Instructions to follow: Your task is to copy every record exactly.

Supplied records:
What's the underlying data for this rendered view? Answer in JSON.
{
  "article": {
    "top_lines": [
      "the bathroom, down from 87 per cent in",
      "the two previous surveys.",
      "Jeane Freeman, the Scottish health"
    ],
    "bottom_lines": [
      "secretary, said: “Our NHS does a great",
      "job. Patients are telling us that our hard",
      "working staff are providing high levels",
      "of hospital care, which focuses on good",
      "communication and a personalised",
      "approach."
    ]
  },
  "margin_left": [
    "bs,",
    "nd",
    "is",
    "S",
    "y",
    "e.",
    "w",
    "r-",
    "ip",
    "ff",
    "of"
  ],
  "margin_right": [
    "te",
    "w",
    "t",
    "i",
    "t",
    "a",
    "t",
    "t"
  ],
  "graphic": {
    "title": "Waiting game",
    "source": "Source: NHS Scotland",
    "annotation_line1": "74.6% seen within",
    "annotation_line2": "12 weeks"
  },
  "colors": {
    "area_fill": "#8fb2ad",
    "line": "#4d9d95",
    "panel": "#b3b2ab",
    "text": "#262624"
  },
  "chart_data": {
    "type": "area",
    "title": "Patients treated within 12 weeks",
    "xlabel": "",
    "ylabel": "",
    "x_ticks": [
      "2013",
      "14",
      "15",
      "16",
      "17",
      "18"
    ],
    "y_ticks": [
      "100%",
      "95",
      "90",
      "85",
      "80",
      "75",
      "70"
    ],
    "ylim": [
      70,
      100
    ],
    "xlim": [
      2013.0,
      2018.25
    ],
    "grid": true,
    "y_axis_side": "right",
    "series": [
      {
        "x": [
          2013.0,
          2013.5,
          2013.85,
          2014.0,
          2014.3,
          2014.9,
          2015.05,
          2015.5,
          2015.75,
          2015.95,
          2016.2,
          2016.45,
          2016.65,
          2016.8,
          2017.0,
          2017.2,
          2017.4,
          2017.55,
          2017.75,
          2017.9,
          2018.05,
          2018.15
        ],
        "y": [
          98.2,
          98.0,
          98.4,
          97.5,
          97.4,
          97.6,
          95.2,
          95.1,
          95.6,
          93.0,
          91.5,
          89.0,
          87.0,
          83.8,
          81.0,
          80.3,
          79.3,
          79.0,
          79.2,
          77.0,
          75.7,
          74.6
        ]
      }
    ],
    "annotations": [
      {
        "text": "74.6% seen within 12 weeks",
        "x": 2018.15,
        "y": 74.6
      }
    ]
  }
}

Answer below:
What's the underlying data for this rendered view? Answer in JSON.
{
  "article": {
    "top_lines": [
      "the bathroom, down from 87 per cent in",
      "the two previous surveys.",
      "Jeane Freeman, the Scottish health"
    ],
    "bottom_lines": [
      "secretary, said: “Our NHS does a great",
      "job. Patients are telling us that our hard",
      "working staff are providing high levels",
      "of hospital care, which focuses on good",
      "communication and a personalised",
      "approach."
    ]
  },
  "margin_left": [
    "bs,",
    "nd",
    "is",
    "S",
    "y",
    "e.",
    "w",
    "r-",
    "ip",
    "ff",
    "of"
  ],
  "margin_right": [
    "te",
    "w",
    "t",
    "i",
    "t",
    "a",
    "t",
    "t"
  ],
  "graphic": {
    "title": "Waiting game",
    "source": "Source: NHS Scotland",
    "annotation_line1": "74.6% seen within",
    "annotation_line2": "12 weeks"
  },
  "colors": {
    "area_fill": "#8fb2ad",
    "line": "#4d9d95",
    "panel": "#b3b2ab",
    "text": "#262624"
  },
  "chart_data": {
    "type": "area",
    "title": "Patients treated within 12 weeks",
    "xlabel": "",
    "ylabel": "",
    "x_ticks": [
      "2013",
      "14",
      "15",
      "16",
      "17",
      "18"
    ],
    "y_ticks": [
      "100%",
      "95",
      "90",
      "85",
      "80",
      "75",
      "70"
    ],
    "ylim": [
      70,
      100
    ],
    "xlim": [
      2013.0,
      2018.25
    ],
    "grid": true,
    "y_axis_side": "right",
    "series": [
      {
        "x": [
          2013.0,
          2013.5,
          2013.85,
          2014.0,
          2014.3,
          2014.9,
          2015.05,
          2015.5,
          2015.75,
          2015.95,
          2016.2,
          2016.45,
          2016.65,
          2016.8,
          2017.0,
          2017.2,
          2017.4,
          2017.55,
          2017.75,
          2017.9,
          2018.05,
          2018.15
        ],
        "y": [
          98.2,
          98.0,
          98.4,
          97.5,
          97.4,
          97.6,
          95.2,
          95.1,
          95.6,
          93.0,
          91.5,
          89.0,
          87.0,
          83.8,
          81.0,
          80.3,
          79.3,
          79.0,
          79.2,
          77.0,
          75.7,
          74.6
        ]
      }
    ],
    "annotations": [
      {
        "text": "74.6% seen within 12 weeks",
        "x": 2018.15,
        "y": 74.6
      }
    ]
  }
}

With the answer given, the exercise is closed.